TO BE DONE
Find the line with "Parse this screenshot: output" in the data below. Repeat it and every line after it up to the end, exactly, but drop the pictures.

Items from a figure collection:
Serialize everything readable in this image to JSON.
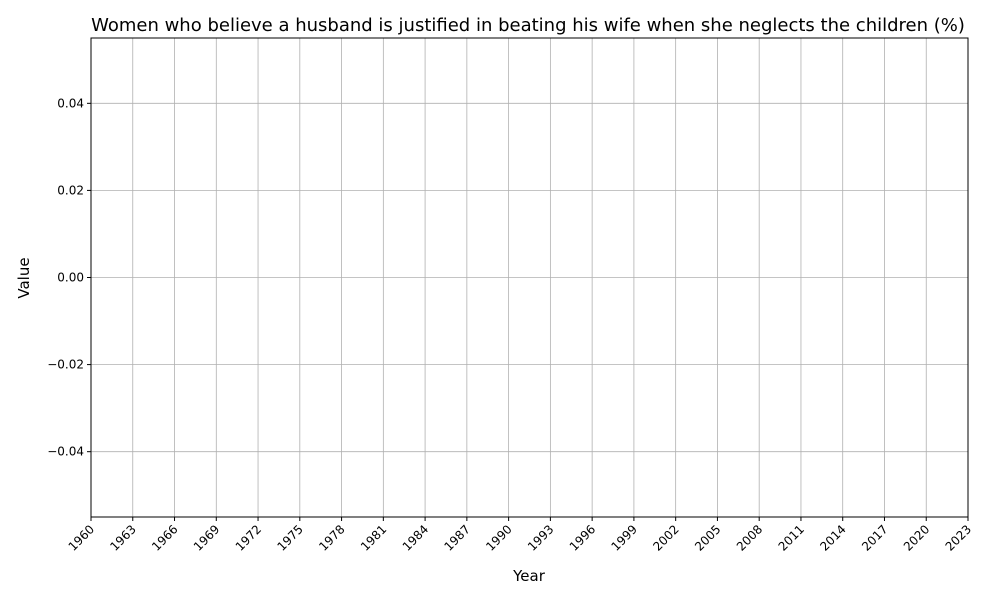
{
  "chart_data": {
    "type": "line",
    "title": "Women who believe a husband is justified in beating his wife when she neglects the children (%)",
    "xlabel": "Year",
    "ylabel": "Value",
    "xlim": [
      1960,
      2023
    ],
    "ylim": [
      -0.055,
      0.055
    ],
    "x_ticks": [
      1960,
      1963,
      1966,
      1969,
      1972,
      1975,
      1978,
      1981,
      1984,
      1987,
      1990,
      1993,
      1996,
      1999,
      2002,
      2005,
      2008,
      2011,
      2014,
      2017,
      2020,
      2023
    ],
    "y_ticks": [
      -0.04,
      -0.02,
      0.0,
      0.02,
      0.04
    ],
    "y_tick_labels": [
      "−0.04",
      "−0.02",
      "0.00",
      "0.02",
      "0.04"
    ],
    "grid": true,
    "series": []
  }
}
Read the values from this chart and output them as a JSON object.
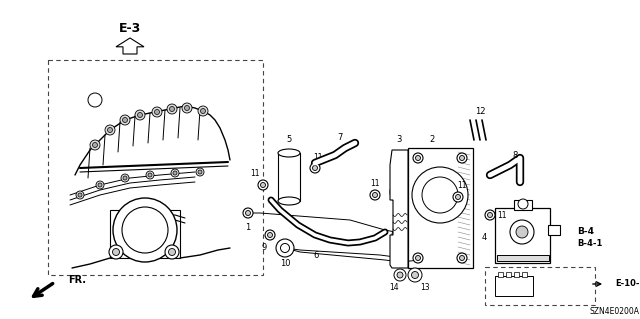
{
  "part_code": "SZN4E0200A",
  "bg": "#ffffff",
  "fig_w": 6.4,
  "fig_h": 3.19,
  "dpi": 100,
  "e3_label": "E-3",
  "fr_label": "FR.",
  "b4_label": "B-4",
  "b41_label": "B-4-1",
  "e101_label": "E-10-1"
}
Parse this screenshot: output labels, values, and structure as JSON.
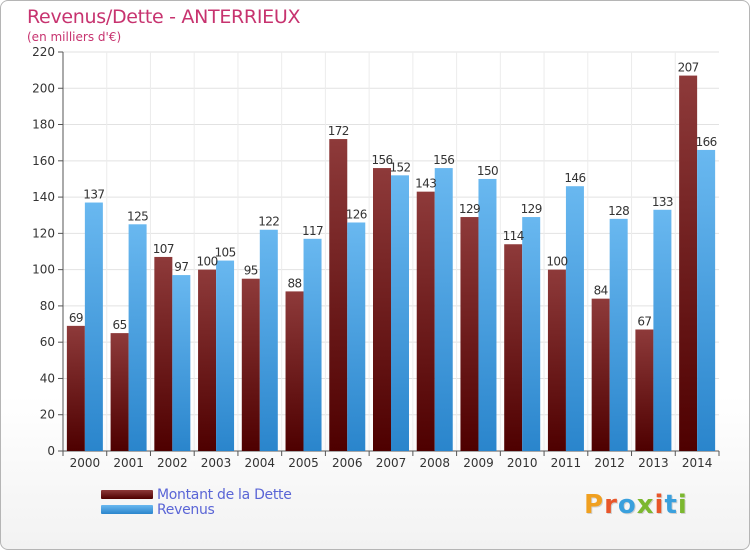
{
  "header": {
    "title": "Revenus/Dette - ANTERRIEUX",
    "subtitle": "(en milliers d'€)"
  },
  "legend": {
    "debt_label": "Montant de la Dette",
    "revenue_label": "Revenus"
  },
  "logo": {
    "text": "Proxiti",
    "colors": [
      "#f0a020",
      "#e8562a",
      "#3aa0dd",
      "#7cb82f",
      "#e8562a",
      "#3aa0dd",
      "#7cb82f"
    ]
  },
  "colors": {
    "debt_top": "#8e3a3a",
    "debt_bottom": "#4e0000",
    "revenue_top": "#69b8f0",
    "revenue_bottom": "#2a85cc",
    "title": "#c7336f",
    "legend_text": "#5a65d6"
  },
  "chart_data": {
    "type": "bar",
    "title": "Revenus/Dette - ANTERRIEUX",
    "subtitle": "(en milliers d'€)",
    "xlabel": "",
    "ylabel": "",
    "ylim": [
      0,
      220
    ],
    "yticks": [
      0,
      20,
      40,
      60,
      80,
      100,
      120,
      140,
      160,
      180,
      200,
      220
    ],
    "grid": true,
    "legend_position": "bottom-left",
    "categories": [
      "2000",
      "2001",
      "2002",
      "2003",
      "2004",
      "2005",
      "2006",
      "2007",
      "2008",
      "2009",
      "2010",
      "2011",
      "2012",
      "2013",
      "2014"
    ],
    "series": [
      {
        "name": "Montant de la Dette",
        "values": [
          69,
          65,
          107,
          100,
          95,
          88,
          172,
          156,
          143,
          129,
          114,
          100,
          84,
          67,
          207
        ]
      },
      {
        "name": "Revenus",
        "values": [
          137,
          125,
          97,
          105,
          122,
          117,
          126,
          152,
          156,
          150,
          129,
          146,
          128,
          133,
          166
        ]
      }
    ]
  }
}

COMPLETED TASK
Parse this screenshot: output labels, values, and structure as JSON.
{
  "header": {
    "title": "Revenus/Dette - ANTERRIEUX",
    "subtitle": "(en milliers d'€)"
  },
  "legend": {
    "debt_label": "Montant de la Dette",
    "revenue_label": "Revenus"
  },
  "logo": {
    "text": "Proxiti",
    "colors": [
      "#f0a020",
      "#e8562a",
      "#3aa0dd",
      "#7cb82f",
      "#e8562a",
      "#3aa0dd",
      "#7cb82f"
    ]
  },
  "colors": {
    "debt_top": "#8e3a3a",
    "debt_bottom": "#4e0000",
    "revenue_top": "#69b8f0",
    "revenue_bottom": "#2a85cc",
    "title": "#c7336f",
    "legend_text": "#5a65d6"
  },
  "chart_data": {
    "type": "bar",
    "title": "Revenus/Dette - ANTERRIEUX",
    "subtitle": "(en milliers d'€)",
    "xlabel": "",
    "ylabel": "",
    "ylim": [
      0,
      220
    ],
    "yticks": [
      0,
      20,
      40,
      60,
      80,
      100,
      120,
      140,
      160,
      180,
      200,
      220
    ],
    "grid": true,
    "legend_position": "bottom-left",
    "categories": [
      "2000",
      "2001",
      "2002",
      "2003",
      "2004",
      "2005",
      "2006",
      "2007",
      "2008",
      "2009",
      "2010",
      "2011",
      "2012",
      "2013",
      "2014"
    ],
    "series": [
      {
        "name": "Montant de la Dette",
        "values": [
          69,
          65,
          107,
          100,
          95,
          88,
          172,
          156,
          143,
          129,
          114,
          100,
          84,
          67,
          207
        ]
      },
      {
        "name": "Revenus",
        "values": [
          137,
          125,
          97,
          105,
          122,
          117,
          126,
          152,
          156,
          150,
          129,
          146,
          128,
          133,
          166
        ]
      }
    ]
  }
}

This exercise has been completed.